─── SUPPLIED DATA ───

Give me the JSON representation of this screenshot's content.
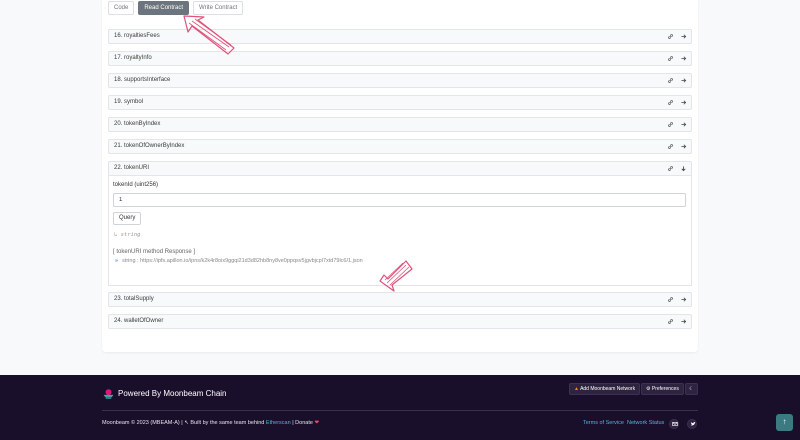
{
  "tabs": [
    {
      "label": "Code",
      "active": false
    },
    {
      "label": "Read Contract",
      "active": true
    },
    {
      "label": "Write Contract",
      "active": false
    }
  ],
  "methods": [
    {
      "label": "16. royaltiesFees",
      "expanded": false
    },
    {
      "label": "17. royaltyInfo",
      "expanded": false
    },
    {
      "label": "18. supportsInterface",
      "expanded": false
    },
    {
      "label": "19. symbol",
      "expanded": false
    },
    {
      "label": "20. tokenByIndex",
      "expanded": false
    },
    {
      "label": "21. tokenOfOwnerByIndex",
      "expanded": false
    },
    {
      "label": "22. tokenURI",
      "expanded": true
    },
    {
      "label": "23. totalSupply",
      "expanded": false
    },
    {
      "label": "24. walletOfOwner",
      "expanded": false
    }
  ],
  "token_uri": {
    "param_label": "tokenId (uint256)",
    "param_value": "1",
    "query_label": "Query",
    "return_type": "string",
    "response_title": "[ tokenURI method Response ]",
    "response_value": "string :  https://ipfs.apillon.io/ipns/k2k4r8oix9ggqi21d3d82hb8ny8ve0ppqsv5jgvbjcpl7xtd79lc6/1.json"
  },
  "footer": {
    "powered_by": "Powered By Moonbeam Chain",
    "add_network": "Add Moonbeam Network",
    "preferences": "Preferences",
    "copyright": "Moonbeam © 2023 (MBEAM-A)",
    "built_by": "Built by the same team behind",
    "etherscan": "Etherscan",
    "donate": "Donate",
    "terms": "Terms of Service",
    "network_status": "Network Status",
    "scroll_top": "↑"
  },
  "colors": {
    "footer_bg": "#1a0f2b",
    "active_tab": "#6c757d",
    "link": "#5bb0d6",
    "annotation": "#e0527a"
  }
}
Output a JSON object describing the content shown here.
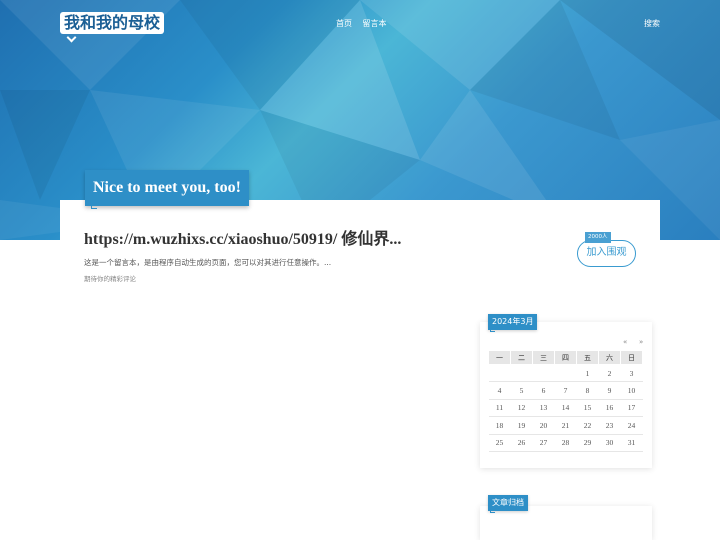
{
  "header": {
    "logo": "我和我的母校",
    "nav": [
      "首页",
      "留言本"
    ],
    "search": "搜索"
  },
  "banner": {
    "text": "Nice to meet you, too!"
  },
  "post": {
    "title": "https://m.wuzhixs.cc/xiaoshuo/50919/ 修仙界...",
    "description": "这是一个留言本，是由程序自动生成的页面，您可以对其进行任意操作。...",
    "comments_hint": "期待你的精彩评论"
  },
  "join": {
    "badge": "2000人",
    "button": "加入围观"
  },
  "calendar": {
    "title": "2024年3月",
    "prev": "«",
    "next": "»",
    "weekdays": [
      "一",
      "二",
      "三",
      "四",
      "五",
      "六",
      "日"
    ],
    "weeks": [
      [
        "",
        "",
        "",
        "",
        "1",
        "2",
        "3"
      ],
      [
        "4",
        "5",
        "6",
        "7",
        "8",
        "9",
        "10"
      ],
      [
        "11",
        "12",
        "13",
        "14",
        "15",
        "16",
        "17"
      ],
      [
        "18",
        "19",
        "20",
        "21",
        "22",
        "23",
        "24"
      ],
      [
        "25",
        "26",
        "27",
        "28",
        "29",
        "30",
        "31"
      ]
    ]
  },
  "archive": {
    "title": "文章归档"
  },
  "colors": {
    "accent": "#2e8fc7",
    "hero": "#2a8fc9"
  }
}
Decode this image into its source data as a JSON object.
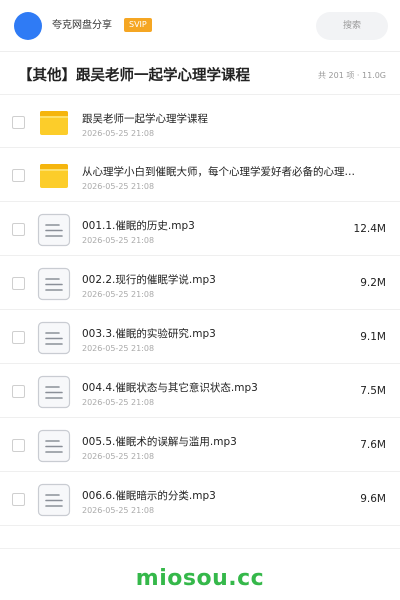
{
  "header": {
    "user_name": "夸克网盘分享",
    "badge": "SVIP",
    "search_placeholder": "搜索",
    "avatar_color": "#2f7bf5",
    "badge_color": "#f5a623"
  },
  "folder": {
    "title": "【其他】跟吴老师一起学心理学课程",
    "meta": "共 201 项 · 11.0G"
  },
  "items": [
    {
      "type": "folder",
      "icon": "folder-icon",
      "name": "跟吴老师一起学心理学课程",
      "date": "2026-05-25 21:08",
      "size": ""
    },
    {
      "type": "folder",
      "icon": "folder-icon",
      "name": "从心理学小白到催眠大师，每个心理学爱好者必备的心理…",
      "date": "2026-05-25 21:08",
      "size": ""
    },
    {
      "type": "file",
      "icon": "document-icon",
      "name": "001.1.催眠的历史.mp3",
      "date": "2026-05-25 21:08",
      "size": "12.4M"
    },
    {
      "type": "file",
      "icon": "document-icon",
      "name": "002.2.现行的催眠学说.mp3",
      "date": "2026-05-25 21:08",
      "size": "9.2M"
    },
    {
      "type": "file",
      "icon": "document-icon",
      "name": "003.3.催眠的实验研究.mp3",
      "date": "2026-05-25 21:08",
      "size": "9.1M"
    },
    {
      "type": "file",
      "icon": "document-icon",
      "name": "004.4.催眠状态与其它意识状态.mp3",
      "date": "2026-05-25 21:08",
      "size": "7.5M"
    },
    {
      "type": "file",
      "icon": "document-icon",
      "name": "005.5.催眠术的误解与滥用.mp3",
      "date": "2026-05-25 21:08",
      "size": "7.6M"
    },
    {
      "type": "file",
      "icon": "document-icon",
      "name": "006.6.催眠暗示的分类.mp3",
      "date": "2026-05-25 21:08",
      "size": "9.6M"
    }
  ],
  "footer": {
    "brand": "miosou.cc",
    "brand_color": "#35b84a"
  }
}
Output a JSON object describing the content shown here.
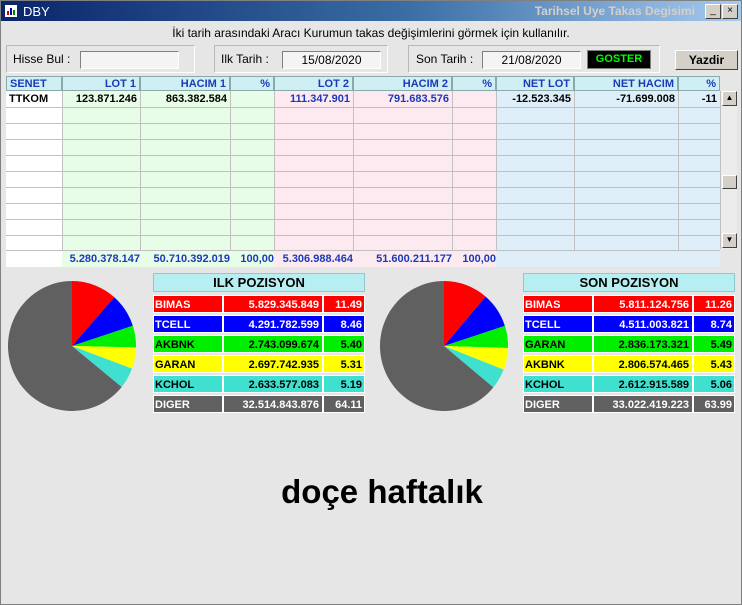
{
  "titlebar": {
    "app_name": "DBY",
    "window_title": "Tarihsel Uye Takas Degisimi",
    "min_label": "_",
    "max_label": "□",
    "close_label": "×"
  },
  "info_text": "İki tarih arasındaki  Aracı Kurumun takas değişimlerini görmek için kullanılır.",
  "filter": {
    "hisse_label": "Hisse Bul :",
    "hisse_value": "",
    "ilk_label": "Ilk Tarih :",
    "ilk_value": "15/08/2020",
    "son_label": "Son Tarih :",
    "son_value": "21/08/2020",
    "goster_label": "GOSTER",
    "yazdir_label": "Yazdir"
  },
  "table": {
    "headers": [
      "SENET",
      "LOT 1",
      "HACIM 1",
      "%",
      "LOT 2",
      "HACIM 2",
      "%",
      "NET LOT",
      "NET HACIM",
      "%"
    ],
    "rows": [
      [
        "TTKOM",
        "123.871.246",
        "863.382.584",
        "",
        "111.347.901",
        "791.683.576",
        "",
        "-12.523.345",
        "-71.699.008",
        "-11"
      ]
    ],
    "totals": [
      "",
      "5.280.378.147",
      "50.710.392.019",
      "100,00",
      "5.306.988.464",
      "51.600.211.177",
      "100,00",
      "",
      "",
      ""
    ]
  },
  "colors": {
    "bimas": "#ff0000",
    "tcell": "#0000ff",
    "akbnk": "#00ee00",
    "garan": "#ffff00",
    "kchol": "#40e0d0",
    "diger": "#606060"
  },
  "ilk_pozisyon": {
    "title": "ILK POZISYON",
    "rows": [
      {
        "name": "BIMAS",
        "value": "5.829.345.849",
        "pct": "11.49",
        "pct_num": 11.49,
        "color": "#ff0000",
        "text": "#ffffff"
      },
      {
        "name": "TCELL",
        "value": "4.291.782.599",
        "pct": "8.46",
        "pct_num": 8.46,
        "color": "#0000ff",
        "text": "#ffffff"
      },
      {
        "name": "AKBNK",
        "value": "2.743.099.674",
        "pct": "5.40",
        "pct_num": 5.4,
        "color": "#00ee00",
        "text": "#000000"
      },
      {
        "name": "GARAN",
        "value": "2.697.742.935",
        "pct": "5.31",
        "pct_num": 5.31,
        "color": "#ffff00",
        "text": "#000000"
      },
      {
        "name": "KCHOL",
        "value": "2.633.577.083",
        "pct": "5.19",
        "pct_num": 5.19,
        "color": "#40e0d0",
        "text": "#000000"
      },
      {
        "name": "DIGER",
        "value": "32.514.843.876",
        "pct": "64.11",
        "pct_num": 64.11,
        "color": "#606060",
        "text": "#ffffff"
      }
    ]
  },
  "son_pozisyon": {
    "title": "SON POZISYON",
    "rows": [
      {
        "name": "BIMAS",
        "value": "5.811.124.756",
        "pct": "11.26",
        "pct_num": 11.26,
        "color": "#ff0000",
        "text": "#ffffff"
      },
      {
        "name": "TCELL",
        "value": "4.511.003.821",
        "pct": "8.74",
        "pct_num": 8.74,
        "color": "#0000ff",
        "text": "#ffffff"
      },
      {
        "name": "GARAN",
        "value": "2.836.173.321",
        "pct": "5.49",
        "pct_num": 5.49,
        "color": "#00ee00",
        "text": "#000000"
      },
      {
        "name": "AKBNK",
        "value": "2.806.574.465",
        "pct": "5.43",
        "pct_num": 5.43,
        "color": "#ffff00",
        "text": "#000000"
      },
      {
        "name": "KCHOL",
        "value": "2.612.915.589",
        "pct": "5.06",
        "pct_num": 5.06,
        "color": "#40e0d0",
        "text": "#000000"
      },
      {
        "name": "DIGER",
        "value": "33.022.419.223",
        "pct": "63.99",
        "pct_num": 63.99,
        "color": "#606060",
        "text": "#ffffff"
      }
    ]
  },
  "caption": "doçe haftalık"
}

───

--- EXERCISE REQUIREMENTS ---
Your reply is one number: how many lines of the records above contain the word "tokenURI".

--- FINISHED TASK ---
2